## What is required
Answer with one number: the count of lines in the listing below that hold the word "Transposition".

━━ Information supplied

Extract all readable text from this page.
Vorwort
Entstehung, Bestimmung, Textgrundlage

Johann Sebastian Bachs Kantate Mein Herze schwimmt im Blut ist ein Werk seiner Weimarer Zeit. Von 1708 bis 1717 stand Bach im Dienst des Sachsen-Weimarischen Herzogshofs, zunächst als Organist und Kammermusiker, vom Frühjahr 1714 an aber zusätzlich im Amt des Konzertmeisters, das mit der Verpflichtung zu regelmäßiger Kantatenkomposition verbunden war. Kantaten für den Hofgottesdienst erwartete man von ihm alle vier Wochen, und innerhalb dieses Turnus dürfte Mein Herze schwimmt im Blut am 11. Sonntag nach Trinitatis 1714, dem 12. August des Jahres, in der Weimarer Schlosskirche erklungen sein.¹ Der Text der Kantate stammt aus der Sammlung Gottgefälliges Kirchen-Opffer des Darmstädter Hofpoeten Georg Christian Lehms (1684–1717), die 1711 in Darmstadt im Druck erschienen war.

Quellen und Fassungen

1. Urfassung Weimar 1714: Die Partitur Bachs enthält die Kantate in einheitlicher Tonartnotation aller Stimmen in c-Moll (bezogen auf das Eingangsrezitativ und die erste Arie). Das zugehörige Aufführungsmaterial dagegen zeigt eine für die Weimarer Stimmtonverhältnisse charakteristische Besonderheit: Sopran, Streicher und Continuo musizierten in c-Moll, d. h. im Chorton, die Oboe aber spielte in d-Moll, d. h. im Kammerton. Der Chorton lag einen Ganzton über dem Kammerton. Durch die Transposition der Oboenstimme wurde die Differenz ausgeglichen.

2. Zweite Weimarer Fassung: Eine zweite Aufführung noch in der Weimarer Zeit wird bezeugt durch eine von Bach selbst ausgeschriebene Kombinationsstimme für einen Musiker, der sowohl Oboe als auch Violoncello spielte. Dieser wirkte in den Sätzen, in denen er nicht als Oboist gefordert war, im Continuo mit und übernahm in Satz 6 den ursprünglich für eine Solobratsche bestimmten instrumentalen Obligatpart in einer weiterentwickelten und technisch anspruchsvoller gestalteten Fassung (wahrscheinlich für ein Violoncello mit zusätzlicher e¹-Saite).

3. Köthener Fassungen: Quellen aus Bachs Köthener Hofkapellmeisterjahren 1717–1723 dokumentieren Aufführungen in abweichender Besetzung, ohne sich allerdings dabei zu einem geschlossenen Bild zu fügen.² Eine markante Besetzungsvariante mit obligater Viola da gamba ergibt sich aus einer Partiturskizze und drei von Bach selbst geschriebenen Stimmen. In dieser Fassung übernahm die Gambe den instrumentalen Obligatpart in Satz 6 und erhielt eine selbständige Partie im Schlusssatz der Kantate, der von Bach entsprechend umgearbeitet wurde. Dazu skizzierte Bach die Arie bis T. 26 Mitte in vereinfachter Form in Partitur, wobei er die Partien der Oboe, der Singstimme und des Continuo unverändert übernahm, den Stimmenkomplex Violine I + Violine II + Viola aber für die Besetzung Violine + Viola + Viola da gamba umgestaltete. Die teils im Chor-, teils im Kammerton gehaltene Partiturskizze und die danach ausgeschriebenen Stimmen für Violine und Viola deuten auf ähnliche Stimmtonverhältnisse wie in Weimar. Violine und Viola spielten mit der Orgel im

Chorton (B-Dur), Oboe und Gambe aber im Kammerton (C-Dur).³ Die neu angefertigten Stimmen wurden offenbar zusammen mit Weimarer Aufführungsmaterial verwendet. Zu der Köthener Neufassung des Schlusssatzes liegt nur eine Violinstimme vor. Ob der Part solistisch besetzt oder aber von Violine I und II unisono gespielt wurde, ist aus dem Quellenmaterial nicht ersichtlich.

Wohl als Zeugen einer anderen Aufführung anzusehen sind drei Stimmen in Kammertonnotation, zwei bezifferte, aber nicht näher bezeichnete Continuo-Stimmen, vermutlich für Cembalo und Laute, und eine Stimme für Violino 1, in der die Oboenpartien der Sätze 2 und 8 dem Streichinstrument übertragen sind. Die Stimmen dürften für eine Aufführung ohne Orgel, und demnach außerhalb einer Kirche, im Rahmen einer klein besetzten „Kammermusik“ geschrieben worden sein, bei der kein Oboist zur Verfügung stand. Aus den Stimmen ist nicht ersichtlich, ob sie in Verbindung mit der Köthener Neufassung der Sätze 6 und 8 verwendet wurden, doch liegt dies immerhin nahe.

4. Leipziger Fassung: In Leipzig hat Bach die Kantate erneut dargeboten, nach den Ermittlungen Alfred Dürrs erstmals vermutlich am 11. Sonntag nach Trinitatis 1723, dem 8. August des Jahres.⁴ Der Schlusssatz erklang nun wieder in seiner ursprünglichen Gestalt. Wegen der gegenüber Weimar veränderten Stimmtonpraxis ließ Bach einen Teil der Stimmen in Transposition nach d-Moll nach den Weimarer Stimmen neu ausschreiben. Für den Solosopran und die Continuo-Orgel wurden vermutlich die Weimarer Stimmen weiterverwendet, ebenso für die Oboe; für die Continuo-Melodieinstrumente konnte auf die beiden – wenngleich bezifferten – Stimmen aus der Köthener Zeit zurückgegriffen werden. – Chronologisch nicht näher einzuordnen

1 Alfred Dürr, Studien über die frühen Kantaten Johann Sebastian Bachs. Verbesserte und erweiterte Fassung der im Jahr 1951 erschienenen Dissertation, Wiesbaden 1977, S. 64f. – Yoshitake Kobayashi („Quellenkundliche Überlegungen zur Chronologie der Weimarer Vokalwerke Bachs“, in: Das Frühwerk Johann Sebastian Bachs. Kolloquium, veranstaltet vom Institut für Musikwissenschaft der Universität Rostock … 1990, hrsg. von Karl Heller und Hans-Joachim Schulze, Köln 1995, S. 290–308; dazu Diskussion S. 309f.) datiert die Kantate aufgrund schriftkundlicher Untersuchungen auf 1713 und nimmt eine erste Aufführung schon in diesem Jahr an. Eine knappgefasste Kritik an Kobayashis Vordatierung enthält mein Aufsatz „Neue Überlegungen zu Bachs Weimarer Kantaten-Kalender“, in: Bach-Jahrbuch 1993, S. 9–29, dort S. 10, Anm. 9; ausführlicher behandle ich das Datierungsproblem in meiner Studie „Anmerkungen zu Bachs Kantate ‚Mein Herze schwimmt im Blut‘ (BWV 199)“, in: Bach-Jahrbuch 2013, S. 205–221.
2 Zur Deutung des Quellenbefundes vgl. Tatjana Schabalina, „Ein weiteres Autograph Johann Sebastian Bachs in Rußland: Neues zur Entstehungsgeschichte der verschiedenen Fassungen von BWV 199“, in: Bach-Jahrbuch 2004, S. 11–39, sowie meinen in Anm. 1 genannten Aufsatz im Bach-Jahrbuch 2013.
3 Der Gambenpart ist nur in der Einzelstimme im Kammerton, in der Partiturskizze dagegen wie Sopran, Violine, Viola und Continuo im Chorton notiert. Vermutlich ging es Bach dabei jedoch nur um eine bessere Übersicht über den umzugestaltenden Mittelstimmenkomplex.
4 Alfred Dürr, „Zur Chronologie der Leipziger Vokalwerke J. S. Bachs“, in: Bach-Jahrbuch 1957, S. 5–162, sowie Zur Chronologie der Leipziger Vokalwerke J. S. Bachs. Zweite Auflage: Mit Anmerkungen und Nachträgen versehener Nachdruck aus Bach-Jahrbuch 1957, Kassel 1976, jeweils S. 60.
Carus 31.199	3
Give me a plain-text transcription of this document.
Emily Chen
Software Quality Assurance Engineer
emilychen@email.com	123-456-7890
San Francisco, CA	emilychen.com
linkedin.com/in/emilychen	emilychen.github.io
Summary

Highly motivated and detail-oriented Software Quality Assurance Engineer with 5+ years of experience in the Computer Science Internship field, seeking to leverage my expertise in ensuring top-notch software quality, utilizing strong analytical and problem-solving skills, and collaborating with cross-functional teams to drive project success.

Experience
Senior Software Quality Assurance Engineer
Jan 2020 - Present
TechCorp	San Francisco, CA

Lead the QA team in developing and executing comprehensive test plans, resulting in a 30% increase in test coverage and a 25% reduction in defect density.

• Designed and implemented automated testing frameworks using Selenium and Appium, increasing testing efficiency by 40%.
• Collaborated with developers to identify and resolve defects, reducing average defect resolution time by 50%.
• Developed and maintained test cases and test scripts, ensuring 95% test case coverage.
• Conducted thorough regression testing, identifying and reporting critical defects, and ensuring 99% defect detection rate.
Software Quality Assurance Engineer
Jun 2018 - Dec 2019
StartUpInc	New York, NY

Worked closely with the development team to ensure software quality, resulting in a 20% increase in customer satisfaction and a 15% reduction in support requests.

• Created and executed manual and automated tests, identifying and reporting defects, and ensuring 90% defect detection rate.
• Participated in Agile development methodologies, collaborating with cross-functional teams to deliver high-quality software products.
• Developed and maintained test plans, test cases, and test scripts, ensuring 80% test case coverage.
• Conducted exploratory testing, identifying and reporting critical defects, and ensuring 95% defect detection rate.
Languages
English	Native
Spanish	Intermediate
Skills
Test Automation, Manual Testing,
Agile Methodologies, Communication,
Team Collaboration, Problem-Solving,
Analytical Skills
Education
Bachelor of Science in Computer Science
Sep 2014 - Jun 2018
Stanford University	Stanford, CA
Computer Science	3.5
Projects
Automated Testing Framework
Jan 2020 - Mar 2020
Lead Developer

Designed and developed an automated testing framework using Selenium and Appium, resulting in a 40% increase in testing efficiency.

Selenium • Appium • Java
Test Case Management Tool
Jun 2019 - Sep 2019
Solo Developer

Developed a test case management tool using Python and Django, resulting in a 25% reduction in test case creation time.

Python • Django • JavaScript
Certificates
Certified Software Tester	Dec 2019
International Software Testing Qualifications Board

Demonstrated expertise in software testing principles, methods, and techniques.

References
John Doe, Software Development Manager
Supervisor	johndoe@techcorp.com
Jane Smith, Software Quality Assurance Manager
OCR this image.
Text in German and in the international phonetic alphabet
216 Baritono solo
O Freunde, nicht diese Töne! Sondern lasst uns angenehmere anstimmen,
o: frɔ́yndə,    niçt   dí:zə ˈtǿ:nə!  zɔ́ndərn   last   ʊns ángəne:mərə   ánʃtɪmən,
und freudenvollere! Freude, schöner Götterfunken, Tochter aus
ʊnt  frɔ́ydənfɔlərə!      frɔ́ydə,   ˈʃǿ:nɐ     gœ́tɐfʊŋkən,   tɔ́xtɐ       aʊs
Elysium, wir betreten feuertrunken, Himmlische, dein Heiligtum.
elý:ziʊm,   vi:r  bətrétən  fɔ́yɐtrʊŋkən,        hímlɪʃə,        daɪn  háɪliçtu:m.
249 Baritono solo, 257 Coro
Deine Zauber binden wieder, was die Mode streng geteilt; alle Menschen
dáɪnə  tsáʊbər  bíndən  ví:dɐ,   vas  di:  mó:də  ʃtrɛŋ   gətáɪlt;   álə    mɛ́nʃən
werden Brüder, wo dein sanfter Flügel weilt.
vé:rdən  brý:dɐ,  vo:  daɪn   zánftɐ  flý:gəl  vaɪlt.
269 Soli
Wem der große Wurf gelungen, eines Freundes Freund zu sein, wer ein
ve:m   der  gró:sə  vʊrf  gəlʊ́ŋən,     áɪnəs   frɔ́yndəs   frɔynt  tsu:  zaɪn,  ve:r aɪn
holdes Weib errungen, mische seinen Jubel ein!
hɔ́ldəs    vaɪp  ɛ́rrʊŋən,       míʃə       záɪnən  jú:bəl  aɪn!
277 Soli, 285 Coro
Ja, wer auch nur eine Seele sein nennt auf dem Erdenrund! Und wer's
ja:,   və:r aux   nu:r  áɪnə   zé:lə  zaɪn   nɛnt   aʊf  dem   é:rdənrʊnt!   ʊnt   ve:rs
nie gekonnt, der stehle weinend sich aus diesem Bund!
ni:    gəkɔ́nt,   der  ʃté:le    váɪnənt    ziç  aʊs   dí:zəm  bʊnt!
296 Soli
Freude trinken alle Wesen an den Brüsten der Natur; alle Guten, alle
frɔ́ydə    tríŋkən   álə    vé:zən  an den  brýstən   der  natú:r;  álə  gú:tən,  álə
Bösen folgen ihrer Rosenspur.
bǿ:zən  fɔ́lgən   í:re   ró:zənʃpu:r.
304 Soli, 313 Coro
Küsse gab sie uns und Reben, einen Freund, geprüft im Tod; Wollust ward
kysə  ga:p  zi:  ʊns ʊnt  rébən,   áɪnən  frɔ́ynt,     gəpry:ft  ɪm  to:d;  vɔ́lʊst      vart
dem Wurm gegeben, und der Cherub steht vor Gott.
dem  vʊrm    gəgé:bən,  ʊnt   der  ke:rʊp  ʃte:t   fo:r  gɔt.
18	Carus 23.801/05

━━━━

## The response
2